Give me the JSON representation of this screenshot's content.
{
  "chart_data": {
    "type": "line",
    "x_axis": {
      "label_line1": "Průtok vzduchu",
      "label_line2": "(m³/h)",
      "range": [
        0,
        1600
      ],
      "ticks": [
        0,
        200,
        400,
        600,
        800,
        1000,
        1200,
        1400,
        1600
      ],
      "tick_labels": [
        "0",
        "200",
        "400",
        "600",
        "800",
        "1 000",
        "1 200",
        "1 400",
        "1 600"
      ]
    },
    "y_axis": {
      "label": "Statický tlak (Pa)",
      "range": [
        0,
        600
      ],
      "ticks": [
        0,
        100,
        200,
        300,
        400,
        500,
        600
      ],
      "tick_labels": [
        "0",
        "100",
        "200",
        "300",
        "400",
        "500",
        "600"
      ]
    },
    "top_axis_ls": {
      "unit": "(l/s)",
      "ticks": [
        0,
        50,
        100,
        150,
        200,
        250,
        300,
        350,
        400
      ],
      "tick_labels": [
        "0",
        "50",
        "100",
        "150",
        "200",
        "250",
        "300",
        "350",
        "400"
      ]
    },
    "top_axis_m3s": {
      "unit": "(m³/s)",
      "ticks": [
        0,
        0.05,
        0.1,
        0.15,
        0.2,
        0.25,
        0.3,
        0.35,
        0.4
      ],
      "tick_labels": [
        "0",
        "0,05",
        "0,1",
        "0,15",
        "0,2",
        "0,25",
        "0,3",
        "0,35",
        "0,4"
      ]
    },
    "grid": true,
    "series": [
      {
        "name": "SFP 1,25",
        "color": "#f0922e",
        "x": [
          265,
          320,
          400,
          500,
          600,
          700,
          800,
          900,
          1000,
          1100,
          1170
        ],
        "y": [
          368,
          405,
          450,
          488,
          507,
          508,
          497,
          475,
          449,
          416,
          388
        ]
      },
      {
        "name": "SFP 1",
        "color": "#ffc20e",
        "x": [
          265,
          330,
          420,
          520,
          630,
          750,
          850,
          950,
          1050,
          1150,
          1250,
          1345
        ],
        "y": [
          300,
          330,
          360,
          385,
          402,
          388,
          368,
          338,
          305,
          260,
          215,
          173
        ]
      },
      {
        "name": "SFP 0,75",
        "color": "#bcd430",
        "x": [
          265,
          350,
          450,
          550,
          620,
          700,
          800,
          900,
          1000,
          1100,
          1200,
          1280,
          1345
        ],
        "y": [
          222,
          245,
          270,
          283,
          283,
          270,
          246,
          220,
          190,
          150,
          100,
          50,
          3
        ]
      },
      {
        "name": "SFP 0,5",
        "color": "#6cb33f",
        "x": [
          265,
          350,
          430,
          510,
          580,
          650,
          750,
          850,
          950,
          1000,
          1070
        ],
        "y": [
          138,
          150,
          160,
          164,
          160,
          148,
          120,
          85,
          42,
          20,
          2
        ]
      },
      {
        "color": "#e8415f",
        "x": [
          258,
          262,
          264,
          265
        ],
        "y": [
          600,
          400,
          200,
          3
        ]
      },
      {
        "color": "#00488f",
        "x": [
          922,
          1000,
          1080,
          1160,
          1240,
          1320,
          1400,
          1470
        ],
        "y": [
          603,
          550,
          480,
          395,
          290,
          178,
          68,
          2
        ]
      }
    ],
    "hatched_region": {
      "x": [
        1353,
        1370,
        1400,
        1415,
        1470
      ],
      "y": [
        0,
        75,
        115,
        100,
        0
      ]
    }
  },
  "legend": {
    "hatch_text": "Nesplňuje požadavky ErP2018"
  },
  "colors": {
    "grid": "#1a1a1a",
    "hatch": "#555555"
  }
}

■ ■ ■ ■ ■ ■ ■

EXERCISE DESCRIPTION
Return all the data exactly as given.

RESULT FOR THIS TASK
Give me the JSON representation of this screenshot's content.
{
  "chart_data": {
    "type": "line",
    "x_axis": {
      "label_line1": "Průtok vzduchu",
      "label_line2": "(m³/h)",
      "range": [
        0,
        1600
      ],
      "ticks": [
        0,
        200,
        400,
        600,
        800,
        1000,
        1200,
        1400,
        1600
      ],
      "tick_labels": [
        "0",
        "200",
        "400",
        "600",
        "800",
        "1 000",
        "1 200",
        "1 400",
        "1 600"
      ]
    },
    "y_axis": {
      "label": "Statický tlak (Pa)",
      "range": [
        0,
        600
      ],
      "ticks": [
        0,
        100,
        200,
        300,
        400,
        500,
        600
      ],
      "tick_labels": [
        "0",
        "100",
        "200",
        "300",
        "400",
        "500",
        "600"
      ]
    },
    "top_axis_ls": {
      "unit": "(l/s)",
      "ticks": [
        0,
        50,
        100,
        150,
        200,
        250,
        300,
        350,
        400
      ],
      "tick_labels": [
        "0",
        "50",
        "100",
        "150",
        "200",
        "250",
        "300",
        "350",
        "400"
      ]
    },
    "top_axis_m3s": {
      "unit": "(m³/s)",
      "ticks": [
        0,
        0.05,
        0.1,
        0.15,
        0.2,
        0.25,
        0.3,
        0.35,
        0.4
      ],
      "tick_labels": [
        "0",
        "0,05",
        "0,1",
        "0,15",
        "0,2",
        "0,25",
        "0,3",
        "0,35",
        "0,4"
      ]
    },
    "grid": true,
    "series": [
      {
        "name": "SFP 1,25",
        "color": "#f0922e",
        "x": [
          265,
          320,
          400,
          500,
          600,
          700,
          800,
          900,
          1000,
          1100,
          1170
        ],
        "y": [
          368,
          405,
          450,
          488,
          507,
          508,
          497,
          475,
          449,
          416,
          388
        ]
      },
      {
        "name": "SFP 1",
        "color": "#ffc20e",
        "x": [
          265,
          330,
          420,
          520,
          630,
          750,
          850,
          950,
          1050,
          1150,
          1250,
          1345
        ],
        "y": [
          300,
          330,
          360,
          385,
          402,
          388,
          368,
          338,
          305,
          260,
          215,
          173
        ]
      },
      {
        "name": "SFP 0,75",
        "color": "#bcd430",
        "x": [
          265,
          350,
          450,
          550,
          620,
          700,
          800,
          900,
          1000,
          1100,
          1200,
          1280,
          1345
        ],
        "y": [
          222,
          245,
          270,
          283,
          283,
          270,
          246,
          220,
          190,
          150,
          100,
          50,
          3
        ]
      },
      {
        "name": "SFP 0,5",
        "color": "#6cb33f",
        "x": [
          265,
          350,
          430,
          510,
          580,
          650,
          750,
          850,
          950,
          1000,
          1070
        ],
        "y": [
          138,
          150,
          160,
          164,
          160,
          148,
          120,
          85,
          42,
          20,
          2
        ]
      },
      {
        "color": "#e8415f",
        "x": [
          258,
          262,
          264,
          265
        ],
        "y": [
          600,
          400,
          200,
          3
        ]
      },
      {
        "color": "#00488f",
        "x": [
          922,
          1000,
          1080,
          1160,
          1240,
          1320,
          1400,
          1470
        ],
        "y": [
          603,
          550,
          480,
          395,
          290,
          178,
          68,
          2
        ]
      }
    ],
    "hatched_region": {
      "x": [
        1353,
        1370,
        1400,
        1415,
        1470
      ],
      "y": [
        0,
        75,
        115,
        100,
        0
      ]
    }
  },
  "legend": {
    "hatch_text": "Nesplňuje požadavky ErP2018"
  },
  "colors": {
    "grid": "#1a1a1a",
    "hatch": "#555555"
  }
}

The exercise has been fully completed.